-------- EXTRACTED RECORDS --------

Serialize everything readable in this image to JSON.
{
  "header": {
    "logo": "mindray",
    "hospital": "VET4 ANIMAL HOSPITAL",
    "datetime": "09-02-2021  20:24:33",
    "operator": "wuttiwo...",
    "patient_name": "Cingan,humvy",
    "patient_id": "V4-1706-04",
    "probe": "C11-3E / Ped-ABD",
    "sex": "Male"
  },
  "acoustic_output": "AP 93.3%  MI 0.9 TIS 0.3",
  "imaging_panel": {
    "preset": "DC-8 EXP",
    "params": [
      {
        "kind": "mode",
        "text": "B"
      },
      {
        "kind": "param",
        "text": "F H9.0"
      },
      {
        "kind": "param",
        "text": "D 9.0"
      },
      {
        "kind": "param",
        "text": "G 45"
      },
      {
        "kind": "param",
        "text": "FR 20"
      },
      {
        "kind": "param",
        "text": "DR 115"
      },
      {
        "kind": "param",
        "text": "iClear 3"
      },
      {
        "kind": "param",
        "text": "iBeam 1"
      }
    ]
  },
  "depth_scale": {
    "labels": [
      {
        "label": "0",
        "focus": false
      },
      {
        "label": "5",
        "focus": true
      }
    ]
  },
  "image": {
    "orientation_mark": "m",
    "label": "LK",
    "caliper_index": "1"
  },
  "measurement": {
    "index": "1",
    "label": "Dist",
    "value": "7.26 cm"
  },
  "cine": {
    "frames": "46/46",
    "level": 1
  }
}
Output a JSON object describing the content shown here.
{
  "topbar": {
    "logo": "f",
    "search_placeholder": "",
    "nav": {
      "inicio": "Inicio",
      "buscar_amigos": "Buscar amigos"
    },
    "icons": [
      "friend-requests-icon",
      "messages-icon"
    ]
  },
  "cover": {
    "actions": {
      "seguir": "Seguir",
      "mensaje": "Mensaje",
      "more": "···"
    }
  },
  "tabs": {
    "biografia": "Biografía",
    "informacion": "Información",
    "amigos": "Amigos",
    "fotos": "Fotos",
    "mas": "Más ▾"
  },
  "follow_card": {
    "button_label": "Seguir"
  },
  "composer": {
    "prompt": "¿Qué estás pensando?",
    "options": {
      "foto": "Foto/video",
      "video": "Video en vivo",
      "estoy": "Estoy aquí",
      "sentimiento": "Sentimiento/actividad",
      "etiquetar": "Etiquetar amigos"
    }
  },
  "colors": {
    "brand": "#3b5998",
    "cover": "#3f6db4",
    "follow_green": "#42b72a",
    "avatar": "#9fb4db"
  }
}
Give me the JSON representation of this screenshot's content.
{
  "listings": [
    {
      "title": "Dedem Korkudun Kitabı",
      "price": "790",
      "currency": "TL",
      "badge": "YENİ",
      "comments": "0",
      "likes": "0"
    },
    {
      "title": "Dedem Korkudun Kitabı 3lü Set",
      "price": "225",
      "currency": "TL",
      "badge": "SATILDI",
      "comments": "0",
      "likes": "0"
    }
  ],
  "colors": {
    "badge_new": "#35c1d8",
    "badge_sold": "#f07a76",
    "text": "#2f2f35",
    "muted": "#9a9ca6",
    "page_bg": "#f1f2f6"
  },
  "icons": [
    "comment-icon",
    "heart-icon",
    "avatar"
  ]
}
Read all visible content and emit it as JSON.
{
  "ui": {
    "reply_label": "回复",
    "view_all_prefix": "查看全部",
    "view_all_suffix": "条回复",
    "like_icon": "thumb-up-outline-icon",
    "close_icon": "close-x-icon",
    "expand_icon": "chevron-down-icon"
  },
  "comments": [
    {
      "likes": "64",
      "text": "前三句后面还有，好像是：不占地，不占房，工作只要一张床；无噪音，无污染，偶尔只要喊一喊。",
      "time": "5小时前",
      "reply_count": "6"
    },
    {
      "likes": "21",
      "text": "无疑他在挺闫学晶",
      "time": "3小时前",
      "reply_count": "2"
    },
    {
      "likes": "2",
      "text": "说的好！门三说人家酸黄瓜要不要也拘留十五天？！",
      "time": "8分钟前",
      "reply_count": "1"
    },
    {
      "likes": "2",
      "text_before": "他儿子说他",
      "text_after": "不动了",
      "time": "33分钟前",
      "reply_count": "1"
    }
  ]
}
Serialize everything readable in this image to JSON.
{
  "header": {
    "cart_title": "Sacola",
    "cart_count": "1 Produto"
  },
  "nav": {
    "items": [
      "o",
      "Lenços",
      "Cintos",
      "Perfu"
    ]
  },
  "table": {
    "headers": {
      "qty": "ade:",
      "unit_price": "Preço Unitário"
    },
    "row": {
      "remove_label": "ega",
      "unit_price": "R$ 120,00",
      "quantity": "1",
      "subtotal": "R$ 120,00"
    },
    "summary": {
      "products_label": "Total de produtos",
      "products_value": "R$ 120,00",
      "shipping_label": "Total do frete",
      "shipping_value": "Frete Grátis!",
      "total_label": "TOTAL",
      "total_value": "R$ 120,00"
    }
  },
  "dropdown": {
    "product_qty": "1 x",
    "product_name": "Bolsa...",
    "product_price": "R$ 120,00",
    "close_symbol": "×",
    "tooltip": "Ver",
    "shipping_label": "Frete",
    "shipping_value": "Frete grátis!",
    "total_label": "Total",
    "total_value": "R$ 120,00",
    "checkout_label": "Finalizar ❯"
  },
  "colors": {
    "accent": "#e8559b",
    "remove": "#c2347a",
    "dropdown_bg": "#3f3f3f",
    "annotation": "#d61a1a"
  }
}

--------

* CHALLENGE: Please reproduce each record precisely as written.

* EXERCISE RESPONSE:
Serialize everything readable in this image to JSON.
{
  "header": {
    "logo": "mindray",
    "hospital": "VET4 ANIMAL HOSPITAL",
    "datetime": "09-02-2021  20:24:33",
    "operator": "wuttiwo...",
    "patient_name": "Cingan,humvy",
    "patient_id": "V4-1706-04",
    "probe": "C11-3E / Ped-ABD",
    "sex": "Male"
  },
  "acoustic_output": "AP 93.3%  MI 0.9 TIS 0.3",
  "imaging_panel": {
    "preset": "DC-8 EXP",
    "params": [
      {
        "kind": "mode",
        "text": "B"
      },
      {
        "kind": "param",
        "text": "F H9.0"
      },
      {
        "kind": "param",
        "text": "D 9.0"
      },
      {
        "kind": "param",
        "text": "G 45"
      },
      {
        "kind": "param",
        "text": "FR 20"
      },
      {
        "kind": "param",
        "text": "DR 115"
      },
      {
        "kind": "param",
        "text": "iClear 3"
      },
      {
        "kind": "param",
        "text": "iBeam 1"
      }
    ]
  },
  "depth_scale": {
    "labels": [
      {
        "label": "0",
        "focus": false
      },
      {
        "label": "5",
        "focus": true
      }
    ]
  },
  "image": {
    "orientation_mark": "m",
    "label": "LK",
    "caliper_index": "1"
  },
  "measurement": {
    "index": "1",
    "label": "Dist",
    "value": "7.26 cm"
  },
  "cine": {
    "frames": "46/46",
    "level": 1
  }
}
Output a JSON object describing the content shown here.
{
  "topbar": {
    "logo": "f",
    "search_placeholder": "",
    "nav": {
      "inicio": "Inicio",
      "buscar_amigos": "Buscar amigos"
    },
    "icons": [
      "friend-requests-icon",
      "messages-icon"
    ]
  },
  "cover": {
    "actions": {
      "seguir": "Seguir",
      "mensaje": "Mensaje",
      "more": "···"
    }
  },
  "tabs": {
    "biografia": "Biografía",
    "informacion": "Información",
    "amigos": "Amigos",
    "fotos": "Fotos",
    "mas": "Más ▾"
  },
  "follow_card": {
    "button_label": "Seguir"
  },
  "composer": {
    "prompt": "¿Qué estás pensando?",
    "options": {
      "foto": "Foto/video",
      "video": "Video en vivo",
      "estoy": "Estoy aquí",
      "sentimiento": "Sentimiento/actividad",
      "etiquetar": "Etiquetar amigos"
    }
  },
  "colors": {
    "brand": "#3b5998",
    "cover": "#3f6db4",
    "follow_green": "#42b72a",
    "avatar": "#9fb4db"
  }
}
Give me the JSON representation of this screenshot's content.
{
  "listings": [
    {
      "title": "Dedem Korkudun Kitabı",
      "price": "790",
      "currency": "TL",
      "badge": "YENİ",
      "comments": "0",
      "likes": "0"
    },
    {
      "title": "Dedem Korkudun Kitabı 3lü Set",
      "price": "225",
      "currency": "TL",
      "badge": "SATILDI",
      "comments": "0",
      "likes": "0"
    }
  ],
  "colors": {
    "badge_new": "#35c1d8",
    "badge_sold": "#f07a76",
    "text": "#2f2f35",
    "muted": "#9a9ca6",
    "page_bg": "#f1f2f6"
  },
  "icons": [
    "comment-icon",
    "heart-icon",
    "avatar"
  ]
}
Read all visible content and emit it as JSON.
{
  "ui": {
    "reply_label": "回复",
    "view_all_prefix": "查看全部",
    "view_all_suffix": "条回复",
    "like_icon": "thumb-up-outline-icon",
    "close_icon": "close-x-icon",
    "expand_icon": "chevron-down-icon"
  },
  "comments": [
    {
      "likes": "64",
      "text": "前三句后面还有，好像是：不占地，不占房，工作只要一张床；无噪音，无污染，偶尔只要喊一喊。",
      "time": "5小时前",
      "reply_count": "6"
    },
    {
      "likes": "21",
      "text": "无疑他在挺闫学晶",
      "time": "3小时前",
      "reply_count": "2"
    },
    {
      "likes": "2",
      "text": "说的好！门三说人家酸黄瓜要不要也拘留十五天？！",
      "time": "8分钟前",
      "reply_count": "1"
    },
    {
      "likes": "2",
      "text_before": "他儿子说他",
      "text_after": "不动了",
      "time": "33分钟前",
      "reply_count": "1"
    }
  ]
}
Serialize everything readable in this image to JSON.
{
  "header": {
    "cart_title": "Sacola",
    "cart_count": "1 Produto"
  },
  "nav": {
    "items": [
      "o",
      "Lenços",
      "Cintos",
      "Perfu"
    ]
  },
  "table": {
    "headers": {
      "qty": "ade:",
      "unit_price": "Preço Unitário"
    },
    "row": {
      "remove_label": "ega",
      "unit_price": "R$ 120,00",
      "quantity": "1",
      "subtotal": "R$ 120,00"
    },
    "summary": {
      "products_label": "Total de produtos",
      "products_value": "R$ 120,00",
      "shipping_label": "Total do frete",
      "shipping_value": "Frete Grátis!",
      "total_label": "TOTAL",
      "total_value": "R$ 120,00"
    }
  },
  "dropdown": {
    "product_qty": "1 x",
    "product_name": "Bolsa...",
    "product_price": "R$ 120,00",
    "close_symbol": "×",
    "tooltip": "Ver",
    "shipping_label": "Frete",
    "shipping_value": "Frete grátis!",
    "total_label": "Total",
    "total_value": "R$ 120,00",
    "checkout_label": "Finalizar ❯"
  },
  "colors": {
    "accent": "#e8559b",
    "remove": "#c2347a",
    "dropdown_bg": "#3f3f3f",
    "annotation": "#d61a1a"
  }
}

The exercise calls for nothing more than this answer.